> _TASK DIRECTIONS_
Write out all the entries word for word and omit any pictures.

Chart and figure data
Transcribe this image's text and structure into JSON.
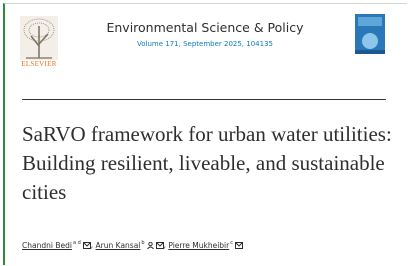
{
  "header": {
    "publisher": "ELSEVIER",
    "journal": "Environmental Science & Policy",
    "volume": "Volume 171, September 2025, 104135"
  },
  "article": {
    "title": "SaRVO framework for urban water utilities: Building resilient, liveable, and sustainable cities",
    "authors": [
      {
        "name": "Chandni Bedi",
        "affiliations": "a d"
      },
      {
        "name": "Arun Kansal",
        "affiliations": "b"
      },
      {
        "name": "Pierre Mukheibir",
        "affiliations": "c"
      }
    ],
    "author_separator": ","
  }
}
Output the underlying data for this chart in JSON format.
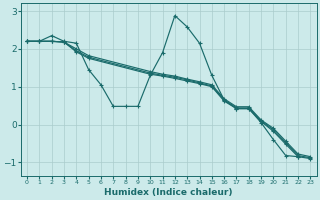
{
  "xlabel": "Humidex (Indice chaleur)",
  "bg_color": "#cceaea",
  "line_color": "#1a6b6b",
  "grid_color": "#aacccc",
  "xlim": [
    -0.5,
    23.5
  ],
  "ylim": [
    -1.35,
    3.2
  ],
  "xticks": [
    0,
    1,
    2,
    3,
    4,
    5,
    6,
    7,
    8,
    9,
    10,
    11,
    12,
    13,
    14,
    15,
    16,
    17,
    18,
    19,
    20,
    21,
    22,
    23
  ],
  "yticks": [
    -1,
    0,
    1,
    2,
    3
  ],
  "series1_x": [
    0,
    1,
    2,
    3,
    4,
    5,
    6,
    7,
    8,
    9,
    10,
    11,
    12,
    13,
    14,
    15,
    16,
    17,
    18,
    19,
    20,
    21,
    22
  ],
  "series1_y": [
    2.2,
    2.2,
    2.35,
    2.2,
    2.15,
    1.45,
    1.05,
    0.48,
    0.48,
    0.48,
    1.3,
    1.9,
    2.88,
    2.58,
    2.15,
    1.3,
    0.65,
    0.42,
    0.42,
    0.05,
    -0.4,
    -0.82,
    -0.85
  ],
  "series2_x": [
    0,
    1,
    2,
    3,
    4,
    5,
    10,
    11,
    12,
    13,
    14,
    15,
    16,
    17,
    18,
    19,
    20,
    21,
    22,
    23
  ],
  "series2_y": [
    2.2,
    2.2,
    2.2,
    2.18,
    1.92,
    1.75,
    1.33,
    1.28,
    1.22,
    1.15,
    1.08,
    1.0,
    0.62,
    0.42,
    0.42,
    0.08,
    -0.18,
    -0.52,
    -0.85,
    -0.9
  ],
  "series3_x": [
    0,
    1,
    2,
    3,
    4,
    5,
    10,
    11,
    12,
    13,
    14,
    15,
    16,
    17,
    18,
    19,
    20,
    21,
    22,
    23
  ],
  "series3_y": [
    2.2,
    2.2,
    2.2,
    2.18,
    1.95,
    1.78,
    1.36,
    1.3,
    1.25,
    1.18,
    1.1,
    1.02,
    0.65,
    0.44,
    0.44,
    0.1,
    -0.14,
    -0.48,
    -0.82,
    -0.88
  ],
  "series4_x": [
    0,
    1,
    2,
    3,
    4,
    5,
    10,
    11,
    12,
    13,
    14,
    15,
    16,
    17,
    18,
    19,
    20,
    21,
    22,
    23
  ],
  "series4_y": [
    2.2,
    2.2,
    2.2,
    2.18,
    2.0,
    1.82,
    1.4,
    1.33,
    1.28,
    1.2,
    1.13,
    1.05,
    0.68,
    0.47,
    0.47,
    0.12,
    -0.1,
    -0.44,
    -0.78,
    -0.85
  ]
}
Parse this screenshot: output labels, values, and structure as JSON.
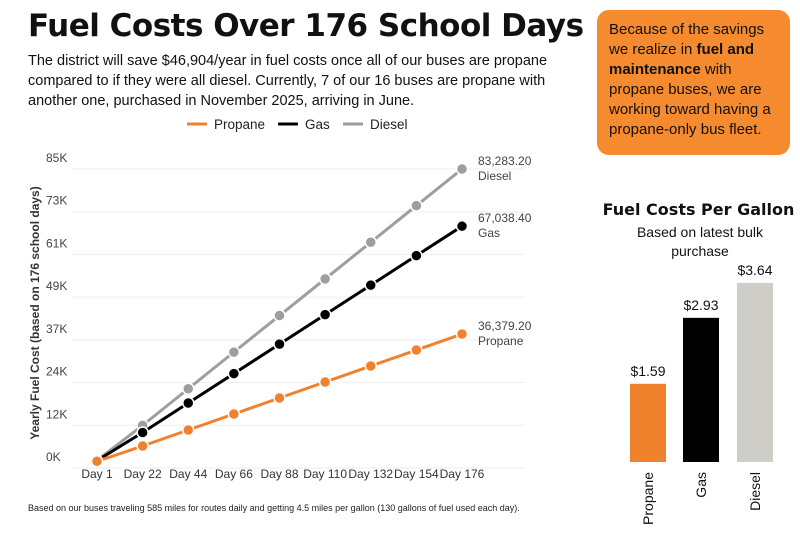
{
  "header": {
    "title": "Fuel Costs Over 176 School Days",
    "subtitle": "The district will save $46,904/year in fuel costs once all of our buses are propane compared to if they were all diesel. Currently, 7 of our 16 buses are propane with another one, purchased in November 2025, arriving in June."
  },
  "callout": {
    "pre": "Because of the savings we realize in ",
    "bold": "fuel and maintenance",
    "post": " with propane buses, we are working toward having a propane-only bus fleet.",
    "color": "#f58a2e"
  },
  "footnote": "Based on our buses traveling 585 miles for routes daily and getting 4.5 miles per gallon (130 gallons of fuel used each day).",
  "chart_data": [
    {
      "type": "line",
      "title": "",
      "ylabel": "Yearly Fuel Cost (based on 176 school days)",
      "xlabel": "",
      "ylim": [
        0,
        85000
      ],
      "yticks": [
        "0K",
        "12K",
        "24K",
        "37K",
        "49K",
        "61K",
        "73K",
        "85K"
      ],
      "categories": [
        "Day 1",
        "Day 22",
        "Day 44",
        "Day 66",
        "Day 88",
        "Day 110",
        "Day 132",
        "Day 154",
        "Day 176"
      ],
      "legend": "top",
      "grid": true,
      "series": [
        {
          "name": "Propane",
          "color": "#f0822d",
          "values": [
            206.7,
            4547.4,
            9094.8,
            13642.2,
            18189.6,
            22737,
            27284.4,
            31831.8,
            36379.2
          ],
          "end_label": "36,379.20"
        },
        {
          "name": "Gas",
          "color": "#000000",
          "values": [
            380.9,
            8379.8,
            16759.6,
            25139.4,
            33519.2,
            41899,
            50278.8,
            58658.6,
            67038.4
          ],
          "end_label": "67,038.40"
        },
        {
          "name": "Diesel",
          "color": "#9e9e9e",
          "values": [
            473.2,
            10410.4,
            20820.8,
            31231.2,
            41641.6,
            52052,
            62462.4,
            72872.8,
            83283.2
          ],
          "end_label": "83,283.20"
        }
      ]
    },
    {
      "type": "bar",
      "title": "Fuel Costs Per Gallon",
      "subtitle": "Based on latest bulk purchase",
      "categories": [
        "Propane",
        "Gas",
        "Diesel"
      ],
      "values": [
        1.59,
        2.93,
        3.64
      ],
      "labels": [
        "$1.59",
        "$2.93",
        "$3.64"
      ],
      "colors": [
        "#f0822d",
        "#000000",
        "#cfcdc8"
      ]
    }
  ]
}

> _EXERCISE ANSWER_
Transcribe this image's text and structure into JSON.
{
  "header": {
    "publisher": "ELSEVIER",
    "journal": "Environmental Science & Policy",
    "volume": "Volume 171, September 2025, 104135"
  },
  "article": {
    "title": "SaRVO framework for urban water utilities: Building resilient, liveable, and sustainable cities",
    "authors": [
      {
        "name": "Chandni Bedi",
        "affiliations": "a d"
      },
      {
        "name": "Arun Kansal",
        "affiliations": "b"
      },
      {
        "name": "Pierre Mukheibir",
        "affiliations": "c"
      }
    ],
    "author_separator": ","
  }
}
Output the underlying data for this chart in JSON format.
{
  "xlabel": "Humidex (Indice chaleur)",
  "bg_color": "#cceaea",
  "line_color": "#1a6b6b",
  "grid_color": "#aacccc",
  "xlim": [
    -0.5,
    23.5
  ],
  "ylim": [
    -1.35,
    3.2
  ],
  "xticks": [
    0,
    1,
    2,
    3,
    4,
    5,
    6,
    7,
    8,
    9,
    10,
    11,
    12,
    13,
    14,
    15,
    16,
    17,
    18,
    19,
    20,
    21,
    22,
    23
  ],
  "yticks": [
    -1,
    0,
    1,
    2,
    3
  ],
  "series1_x": [
    0,
    1,
    2,
    3,
    4,
    5,
    6,
    7,
    8,
    9,
    10,
    11,
    12,
    13,
    14,
    15,
    16,
    17,
    18,
    19,
    20,
    21,
    22
  ],
  "series1_y": [
    2.2,
    2.2,
    2.35,
    2.2,
    2.15,
    1.45,
    1.05,
    0.48,
    0.48,
    0.48,
    1.3,
    1.9,
    2.88,
    2.58,
    2.15,
    1.3,
    0.65,
    0.42,
    0.42,
    0.05,
    -0.4,
    -0.82,
    -0.85
  ],
  "series2_x": [
    0,
    1,
    2,
    3,
    4,
    5,
    10,
    11,
    12,
    13,
    14,
    15,
    16,
    17,
    18,
    19,
    20,
    21,
    22,
    23
  ],
  "series2_y": [
    2.2,
    2.2,
    2.2,
    2.18,
    1.92,
    1.75,
    1.33,
    1.28,
    1.22,
    1.15,
    1.08,
    1.0,
    0.62,
    0.42,
    0.42,
    0.08,
    -0.18,
    -0.52,
    -0.85,
    -0.9
  ],
  "series3_x": [
    0,
    1,
    2,
    3,
    4,
    5,
    10,
    11,
    12,
    13,
    14,
    15,
    16,
    17,
    18,
    19,
    20,
    21,
    22,
    23
  ],
  "series3_y": [
    2.2,
    2.2,
    2.2,
    2.18,
    1.95,
    1.78,
    1.36,
    1.3,
    1.25,
    1.18,
    1.1,
    1.02,
    0.65,
    0.44,
    0.44,
    0.1,
    -0.14,
    -0.48,
    -0.82,
    -0.88
  ],
  "series4_x": [
    0,
    1,
    2,
    3,
    4,
    5,
    10,
    11,
    12,
    13,
    14,
    15,
    16,
    17,
    18,
    19,
    20,
    21,
    22,
    23
  ],
  "series4_y": [
    2.2,
    2.2,
    2.2,
    2.18,
    2.0,
    1.82,
    1.4,
    1.33,
    1.28,
    1.2,
    1.13,
    1.05,
    0.68,
    0.47,
    0.47,
    0.12,
    -0.1,
    -0.44,
    -0.78,
    -0.85
  ]
}
Parse this screenshot: output labels, values, and structure as JSON.
{
  "header": {
    "title": "Fuel Costs Over 176 School Days",
    "subtitle": "The district will save $46,904/year in fuel costs once all of our buses are propane compared to if they were all diesel. Currently, 7 of our 16 buses are propane with another one, purchased in November 2025, arriving in June."
  },
  "callout": {
    "pre": "Because of the savings we realize in ",
    "bold": "fuel and maintenance",
    "post": " with propane buses, we are working toward having a propane-only bus fleet.",
    "color": "#f58a2e"
  },
  "footnote": "Based on our buses traveling 585 miles for routes daily and getting 4.5 miles per gallon (130 gallons of fuel used each day).",
  "chart_data": [
    {
      "type": "line",
      "title": "",
      "ylabel": "Yearly Fuel Cost (based on 176 school days)",
      "xlabel": "",
      "ylim": [
        0,
        85000
      ],
      "yticks": [
        "0K",
        "12K",
        "24K",
        "37K",
        "49K",
        "61K",
        "73K",
        "85K"
      ],
      "categories": [
        "Day 1",
        "Day 22",
        "Day 44",
        "Day 66",
        "Day 88",
        "Day 110",
        "Day 132",
        "Day 154",
        "Day 176"
      ],
      "legend": "top",
      "grid": true,
      "series": [
        {
          "name": "Propane",
          "color": "#f0822d",
          "values": [
            206.7,
            4547.4,
            9094.8,
            13642.2,
            18189.6,
            22737,
            27284.4,
            31831.8,
            36379.2
          ],
          "end_label": "36,379.20"
        },
        {
          "name": "Gas",
          "color": "#000000",
          "values": [
            380.9,
            8379.8,
            16759.6,
            25139.4,
            33519.2,
            41899,
            50278.8,
            58658.6,
            67038.4
          ],
          "end_label": "67,038.40"
        },
        {
          "name": "Diesel",
          "color": "#9e9e9e",
          "values": [
            473.2,
            10410.4,
            20820.8,
            31231.2,
            41641.6,
            52052,
            62462.4,
            72872.8,
            83283.2
          ],
          "end_label": "83,283.20"
        }
      ]
    },
    {
      "type": "bar",
      "title": "Fuel Costs Per Gallon",
      "subtitle": "Based on latest bulk purchase",
      "categories": [
        "Propane",
        "Gas",
        "Diesel"
      ],
      "values": [
        1.59,
        2.93,
        3.64
      ],
      "labels": [
        "$1.59",
        "$2.93",
        "$3.64"
      ],
      "colors": [
        "#f0822d",
        "#000000",
        "#cfcdc8"
      ]
    }
  ]
}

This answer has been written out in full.